Task: Wherever the word "Canvas" turns up in a line of the entries, copy that line.
**** Information shown
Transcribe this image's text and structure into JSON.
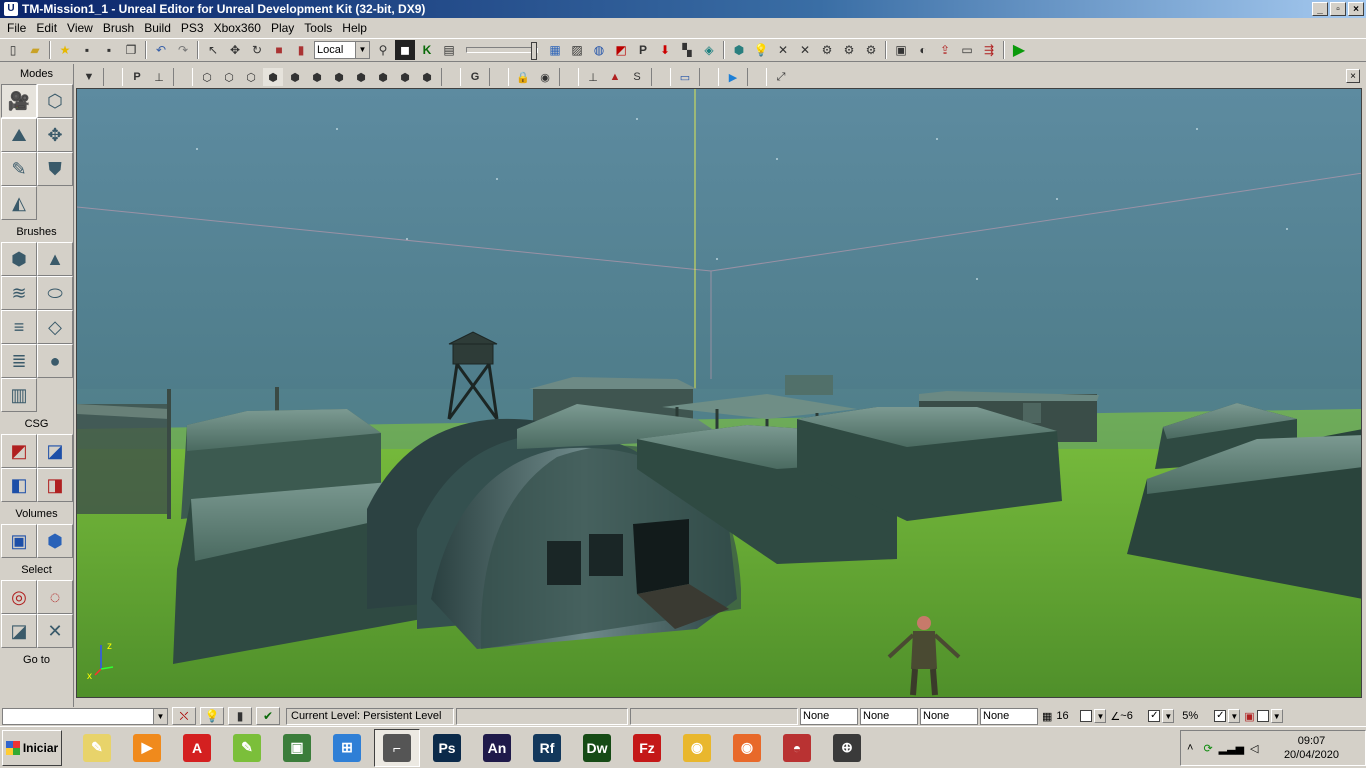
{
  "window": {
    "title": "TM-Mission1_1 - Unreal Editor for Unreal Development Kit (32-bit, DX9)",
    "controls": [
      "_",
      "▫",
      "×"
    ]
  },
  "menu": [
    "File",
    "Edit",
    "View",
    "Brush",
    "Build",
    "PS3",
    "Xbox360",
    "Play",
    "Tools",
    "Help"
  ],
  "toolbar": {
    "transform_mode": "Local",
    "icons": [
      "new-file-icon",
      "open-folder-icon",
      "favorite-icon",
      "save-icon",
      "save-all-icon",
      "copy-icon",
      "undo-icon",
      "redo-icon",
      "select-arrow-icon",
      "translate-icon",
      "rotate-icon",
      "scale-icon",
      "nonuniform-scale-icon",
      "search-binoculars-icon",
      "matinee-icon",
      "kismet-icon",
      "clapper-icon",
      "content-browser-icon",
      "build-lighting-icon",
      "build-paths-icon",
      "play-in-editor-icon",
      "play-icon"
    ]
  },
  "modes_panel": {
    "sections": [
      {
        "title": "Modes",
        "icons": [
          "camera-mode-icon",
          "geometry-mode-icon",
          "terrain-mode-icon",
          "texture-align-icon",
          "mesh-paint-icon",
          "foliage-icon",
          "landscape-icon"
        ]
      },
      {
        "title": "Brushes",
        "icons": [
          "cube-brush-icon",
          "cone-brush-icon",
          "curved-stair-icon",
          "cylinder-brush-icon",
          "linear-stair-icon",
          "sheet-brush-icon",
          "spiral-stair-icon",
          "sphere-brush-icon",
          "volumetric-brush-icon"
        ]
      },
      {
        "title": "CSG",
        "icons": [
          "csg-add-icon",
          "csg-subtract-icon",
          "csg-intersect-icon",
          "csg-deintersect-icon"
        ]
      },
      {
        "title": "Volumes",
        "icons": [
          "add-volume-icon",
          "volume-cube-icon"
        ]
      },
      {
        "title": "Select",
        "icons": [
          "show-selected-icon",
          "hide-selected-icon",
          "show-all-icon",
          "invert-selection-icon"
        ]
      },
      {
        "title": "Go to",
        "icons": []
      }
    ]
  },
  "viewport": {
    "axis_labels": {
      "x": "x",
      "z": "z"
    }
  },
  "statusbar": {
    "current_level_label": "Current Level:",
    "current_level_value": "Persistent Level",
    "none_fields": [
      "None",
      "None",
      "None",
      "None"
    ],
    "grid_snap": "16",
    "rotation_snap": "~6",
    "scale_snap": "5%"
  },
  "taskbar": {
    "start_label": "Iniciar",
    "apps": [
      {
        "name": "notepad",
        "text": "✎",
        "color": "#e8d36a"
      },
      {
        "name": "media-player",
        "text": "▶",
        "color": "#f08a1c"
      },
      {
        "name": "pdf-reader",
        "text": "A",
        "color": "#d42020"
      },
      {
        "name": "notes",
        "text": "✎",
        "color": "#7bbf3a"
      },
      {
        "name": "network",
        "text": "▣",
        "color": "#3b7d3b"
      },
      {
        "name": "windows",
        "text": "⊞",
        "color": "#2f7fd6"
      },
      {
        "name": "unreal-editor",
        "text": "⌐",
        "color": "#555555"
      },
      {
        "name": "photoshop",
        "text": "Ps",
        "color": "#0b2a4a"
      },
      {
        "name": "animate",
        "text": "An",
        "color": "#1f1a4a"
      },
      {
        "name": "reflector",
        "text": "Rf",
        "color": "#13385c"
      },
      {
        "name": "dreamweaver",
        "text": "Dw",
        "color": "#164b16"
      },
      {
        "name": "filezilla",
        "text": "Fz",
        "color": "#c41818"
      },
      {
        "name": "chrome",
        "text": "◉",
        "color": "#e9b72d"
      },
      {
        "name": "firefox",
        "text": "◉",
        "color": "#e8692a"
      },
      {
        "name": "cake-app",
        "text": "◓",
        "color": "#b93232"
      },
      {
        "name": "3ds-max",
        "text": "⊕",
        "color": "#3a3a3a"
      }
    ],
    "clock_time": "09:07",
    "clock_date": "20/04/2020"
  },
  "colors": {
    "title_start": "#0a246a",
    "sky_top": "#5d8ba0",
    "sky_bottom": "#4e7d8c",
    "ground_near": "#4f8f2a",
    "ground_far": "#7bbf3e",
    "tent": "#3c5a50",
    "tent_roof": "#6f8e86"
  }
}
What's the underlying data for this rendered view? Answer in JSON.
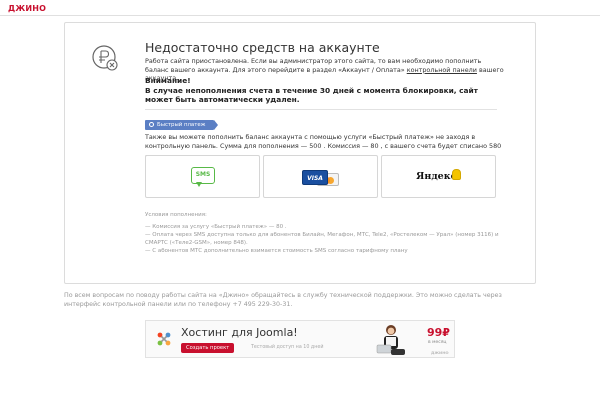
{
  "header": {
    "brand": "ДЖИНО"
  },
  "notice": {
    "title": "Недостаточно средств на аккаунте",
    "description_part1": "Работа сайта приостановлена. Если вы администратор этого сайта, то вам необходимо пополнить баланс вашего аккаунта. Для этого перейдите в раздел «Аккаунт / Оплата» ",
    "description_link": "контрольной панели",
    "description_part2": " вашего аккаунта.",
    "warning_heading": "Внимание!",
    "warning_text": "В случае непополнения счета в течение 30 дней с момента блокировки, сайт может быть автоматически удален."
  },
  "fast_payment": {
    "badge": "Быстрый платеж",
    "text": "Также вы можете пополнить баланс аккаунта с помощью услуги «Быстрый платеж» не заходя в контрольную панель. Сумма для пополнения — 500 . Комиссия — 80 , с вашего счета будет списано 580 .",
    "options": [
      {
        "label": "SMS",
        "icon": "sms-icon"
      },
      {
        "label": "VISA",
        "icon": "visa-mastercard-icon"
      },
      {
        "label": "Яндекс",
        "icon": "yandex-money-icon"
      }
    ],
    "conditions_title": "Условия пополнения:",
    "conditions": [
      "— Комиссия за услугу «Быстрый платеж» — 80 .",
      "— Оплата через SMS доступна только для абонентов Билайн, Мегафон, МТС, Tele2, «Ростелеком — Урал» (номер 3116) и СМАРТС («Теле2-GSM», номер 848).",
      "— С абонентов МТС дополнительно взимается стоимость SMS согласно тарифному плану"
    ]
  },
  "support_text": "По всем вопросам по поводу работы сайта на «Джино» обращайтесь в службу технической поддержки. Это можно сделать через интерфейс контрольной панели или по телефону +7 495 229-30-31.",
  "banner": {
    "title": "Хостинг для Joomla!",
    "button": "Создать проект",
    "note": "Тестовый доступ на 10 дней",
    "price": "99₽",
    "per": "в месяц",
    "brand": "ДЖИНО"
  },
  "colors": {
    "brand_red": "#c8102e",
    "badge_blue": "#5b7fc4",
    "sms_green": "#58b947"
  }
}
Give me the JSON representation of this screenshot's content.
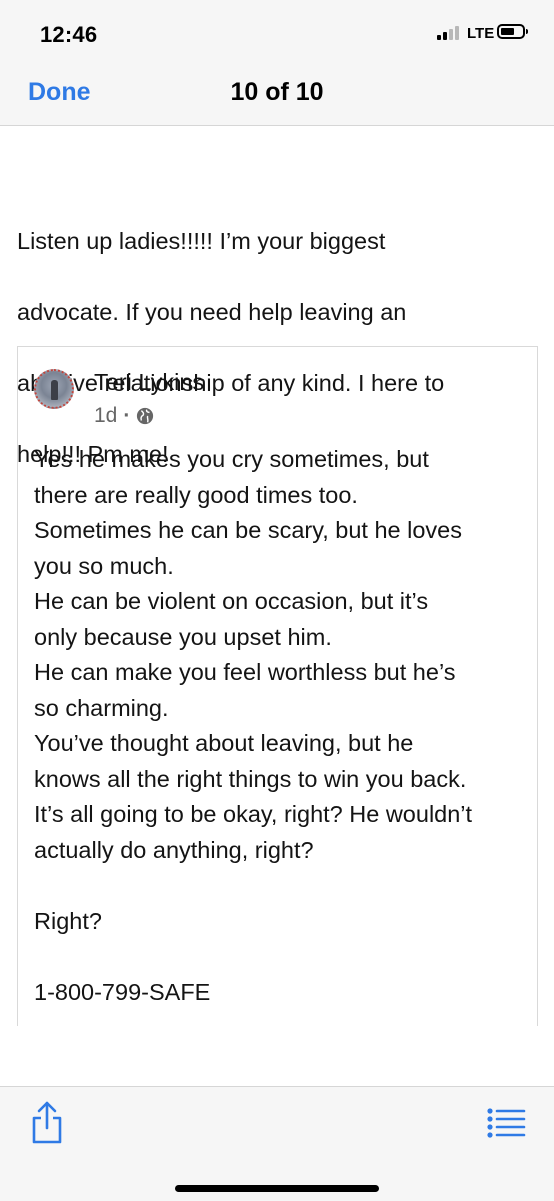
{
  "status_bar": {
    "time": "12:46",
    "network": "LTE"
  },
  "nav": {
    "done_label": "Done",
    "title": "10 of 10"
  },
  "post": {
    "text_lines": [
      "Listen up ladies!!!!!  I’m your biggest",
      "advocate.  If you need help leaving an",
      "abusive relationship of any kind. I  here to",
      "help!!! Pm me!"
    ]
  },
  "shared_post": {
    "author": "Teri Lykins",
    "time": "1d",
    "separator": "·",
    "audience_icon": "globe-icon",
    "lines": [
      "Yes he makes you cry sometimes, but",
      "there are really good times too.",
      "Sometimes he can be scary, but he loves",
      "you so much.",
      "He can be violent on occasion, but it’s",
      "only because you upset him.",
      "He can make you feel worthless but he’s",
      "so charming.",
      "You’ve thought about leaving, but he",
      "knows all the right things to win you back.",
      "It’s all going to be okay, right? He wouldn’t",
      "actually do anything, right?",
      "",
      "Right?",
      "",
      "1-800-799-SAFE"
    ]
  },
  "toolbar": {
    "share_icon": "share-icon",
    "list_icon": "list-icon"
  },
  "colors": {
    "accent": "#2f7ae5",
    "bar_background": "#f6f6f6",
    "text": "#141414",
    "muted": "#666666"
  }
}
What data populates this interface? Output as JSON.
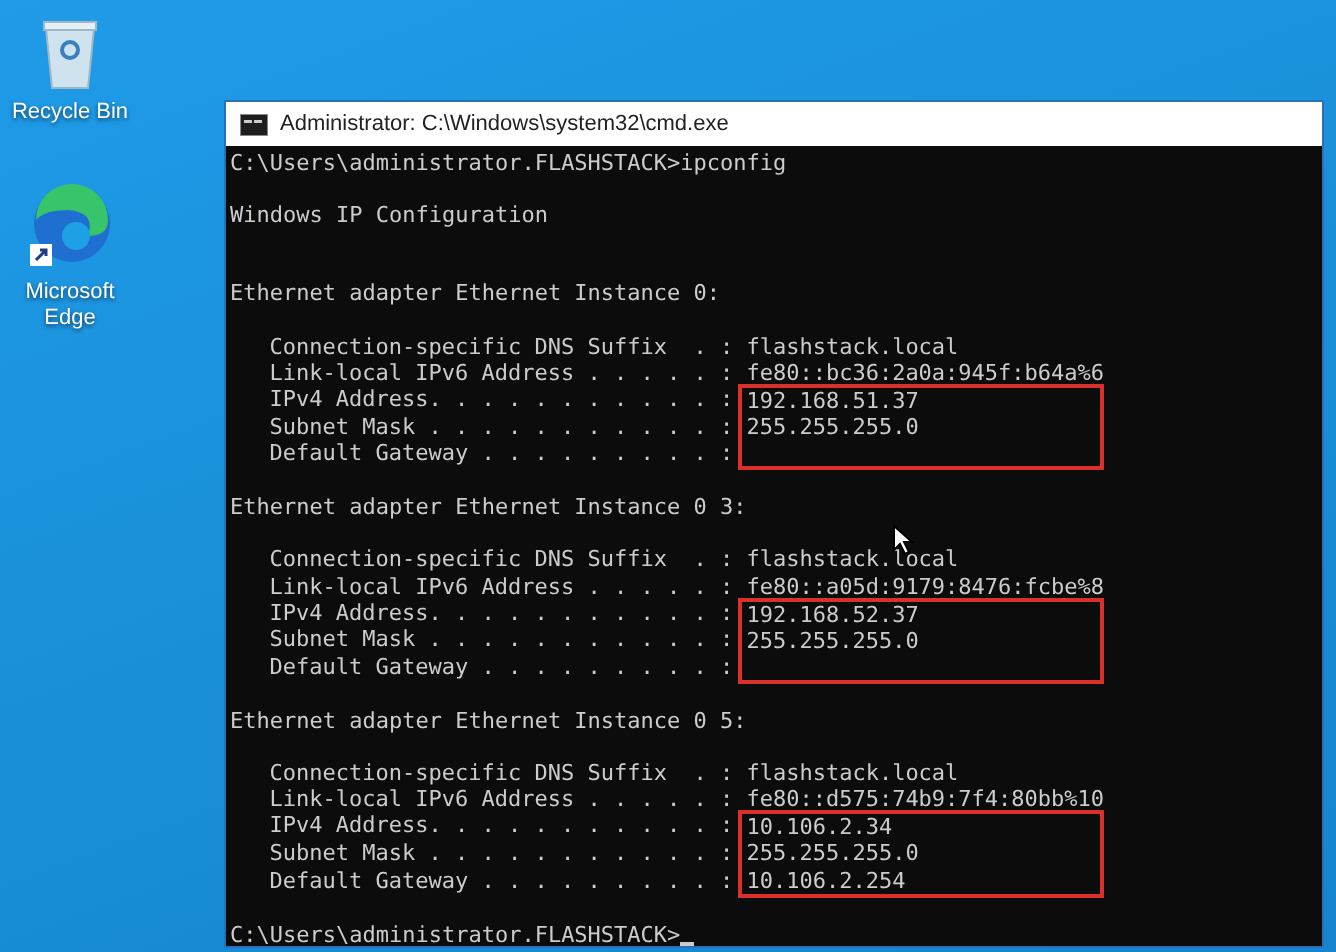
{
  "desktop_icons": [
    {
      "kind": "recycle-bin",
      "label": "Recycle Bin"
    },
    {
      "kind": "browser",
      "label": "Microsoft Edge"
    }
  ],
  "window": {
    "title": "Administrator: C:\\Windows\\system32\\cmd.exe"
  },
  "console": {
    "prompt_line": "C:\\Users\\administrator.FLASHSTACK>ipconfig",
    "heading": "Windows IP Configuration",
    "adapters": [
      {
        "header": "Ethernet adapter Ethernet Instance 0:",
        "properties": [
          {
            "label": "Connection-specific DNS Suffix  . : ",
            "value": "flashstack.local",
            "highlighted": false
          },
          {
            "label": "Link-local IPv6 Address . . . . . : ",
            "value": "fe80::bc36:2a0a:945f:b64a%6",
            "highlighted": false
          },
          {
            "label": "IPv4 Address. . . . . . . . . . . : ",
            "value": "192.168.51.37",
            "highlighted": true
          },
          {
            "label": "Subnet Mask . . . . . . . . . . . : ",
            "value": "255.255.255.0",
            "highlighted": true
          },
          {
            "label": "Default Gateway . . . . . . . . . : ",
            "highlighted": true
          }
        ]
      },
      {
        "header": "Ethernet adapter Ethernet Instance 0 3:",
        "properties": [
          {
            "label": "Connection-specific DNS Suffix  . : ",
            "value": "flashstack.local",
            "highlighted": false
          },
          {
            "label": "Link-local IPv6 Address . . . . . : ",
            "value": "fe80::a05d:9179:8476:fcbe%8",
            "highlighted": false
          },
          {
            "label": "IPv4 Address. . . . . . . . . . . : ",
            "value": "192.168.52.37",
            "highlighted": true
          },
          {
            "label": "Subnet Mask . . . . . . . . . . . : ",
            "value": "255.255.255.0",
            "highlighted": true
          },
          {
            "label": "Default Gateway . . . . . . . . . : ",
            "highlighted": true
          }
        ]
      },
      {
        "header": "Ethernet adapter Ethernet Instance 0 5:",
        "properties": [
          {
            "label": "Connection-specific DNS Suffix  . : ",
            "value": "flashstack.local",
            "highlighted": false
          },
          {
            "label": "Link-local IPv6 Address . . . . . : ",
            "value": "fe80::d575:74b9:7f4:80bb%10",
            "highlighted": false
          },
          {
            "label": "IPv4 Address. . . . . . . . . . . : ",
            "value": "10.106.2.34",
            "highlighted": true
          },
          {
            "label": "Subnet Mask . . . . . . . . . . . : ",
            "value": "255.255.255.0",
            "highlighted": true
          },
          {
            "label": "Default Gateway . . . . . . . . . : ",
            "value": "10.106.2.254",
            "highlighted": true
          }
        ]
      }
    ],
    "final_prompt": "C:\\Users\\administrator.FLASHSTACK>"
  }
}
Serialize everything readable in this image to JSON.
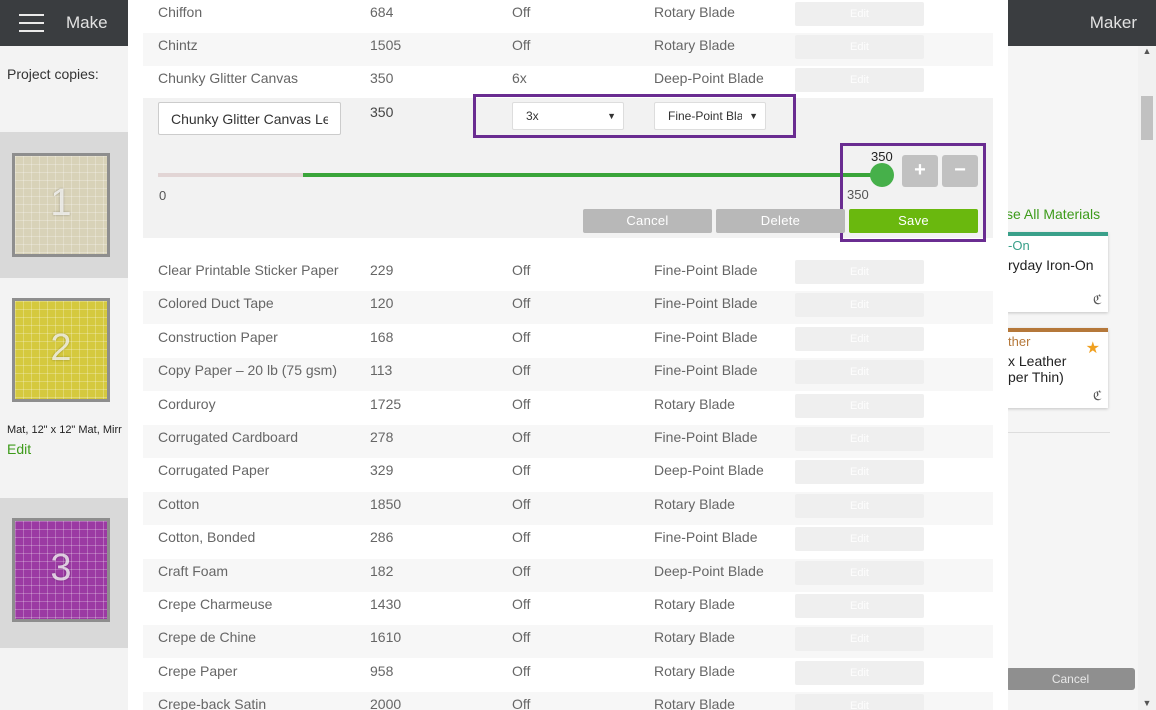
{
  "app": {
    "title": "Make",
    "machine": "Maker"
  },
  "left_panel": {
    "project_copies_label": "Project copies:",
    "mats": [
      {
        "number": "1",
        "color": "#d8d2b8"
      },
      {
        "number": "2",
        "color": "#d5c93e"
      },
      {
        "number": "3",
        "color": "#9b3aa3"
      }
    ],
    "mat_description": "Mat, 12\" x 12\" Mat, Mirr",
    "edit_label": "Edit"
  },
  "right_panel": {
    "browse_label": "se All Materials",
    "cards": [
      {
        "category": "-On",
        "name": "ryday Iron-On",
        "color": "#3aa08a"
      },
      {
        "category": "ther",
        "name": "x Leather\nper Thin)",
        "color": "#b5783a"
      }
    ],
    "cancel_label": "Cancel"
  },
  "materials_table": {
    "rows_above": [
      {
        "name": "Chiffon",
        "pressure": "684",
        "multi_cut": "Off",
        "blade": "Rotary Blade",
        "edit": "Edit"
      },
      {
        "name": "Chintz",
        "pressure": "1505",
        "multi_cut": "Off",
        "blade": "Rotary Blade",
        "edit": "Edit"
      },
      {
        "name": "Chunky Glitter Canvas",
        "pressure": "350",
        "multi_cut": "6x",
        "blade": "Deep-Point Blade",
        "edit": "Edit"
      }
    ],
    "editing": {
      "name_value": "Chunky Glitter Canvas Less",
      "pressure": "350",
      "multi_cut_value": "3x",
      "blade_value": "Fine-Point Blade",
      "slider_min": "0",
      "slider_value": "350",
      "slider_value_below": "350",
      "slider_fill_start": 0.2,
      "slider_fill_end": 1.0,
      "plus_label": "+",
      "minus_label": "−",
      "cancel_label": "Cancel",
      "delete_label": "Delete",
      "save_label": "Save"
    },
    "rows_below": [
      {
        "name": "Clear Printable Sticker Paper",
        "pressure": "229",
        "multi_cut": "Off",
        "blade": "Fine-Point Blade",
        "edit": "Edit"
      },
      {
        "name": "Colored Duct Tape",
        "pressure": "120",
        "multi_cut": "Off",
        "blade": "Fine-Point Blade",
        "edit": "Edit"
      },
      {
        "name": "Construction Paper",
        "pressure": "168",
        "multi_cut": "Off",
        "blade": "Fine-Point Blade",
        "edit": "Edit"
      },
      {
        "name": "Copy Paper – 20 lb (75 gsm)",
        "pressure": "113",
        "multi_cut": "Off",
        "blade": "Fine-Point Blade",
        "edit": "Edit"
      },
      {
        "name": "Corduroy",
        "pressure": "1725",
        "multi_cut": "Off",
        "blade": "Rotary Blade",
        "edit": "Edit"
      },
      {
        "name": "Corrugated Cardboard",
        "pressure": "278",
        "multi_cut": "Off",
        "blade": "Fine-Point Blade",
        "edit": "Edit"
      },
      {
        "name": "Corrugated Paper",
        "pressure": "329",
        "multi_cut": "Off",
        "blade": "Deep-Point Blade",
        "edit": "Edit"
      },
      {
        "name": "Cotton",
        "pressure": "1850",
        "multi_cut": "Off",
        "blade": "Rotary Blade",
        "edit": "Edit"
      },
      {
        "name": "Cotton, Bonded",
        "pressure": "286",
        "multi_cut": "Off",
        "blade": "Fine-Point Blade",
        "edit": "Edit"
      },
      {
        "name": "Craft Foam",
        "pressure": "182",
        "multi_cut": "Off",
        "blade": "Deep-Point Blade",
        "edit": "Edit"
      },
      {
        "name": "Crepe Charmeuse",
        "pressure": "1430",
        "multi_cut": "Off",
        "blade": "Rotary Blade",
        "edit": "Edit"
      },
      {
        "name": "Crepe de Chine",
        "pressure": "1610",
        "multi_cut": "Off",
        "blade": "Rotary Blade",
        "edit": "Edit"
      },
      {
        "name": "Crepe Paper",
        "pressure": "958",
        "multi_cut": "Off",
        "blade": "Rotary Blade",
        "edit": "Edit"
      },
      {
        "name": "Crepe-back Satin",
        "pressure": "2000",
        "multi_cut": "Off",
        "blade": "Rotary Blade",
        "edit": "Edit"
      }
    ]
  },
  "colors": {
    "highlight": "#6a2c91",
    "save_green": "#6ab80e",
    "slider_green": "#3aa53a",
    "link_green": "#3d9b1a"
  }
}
********
Full response:
        "name": "Chunky Glitter Canvas",
      "name_value": "Chunky Glitter Canvas Less",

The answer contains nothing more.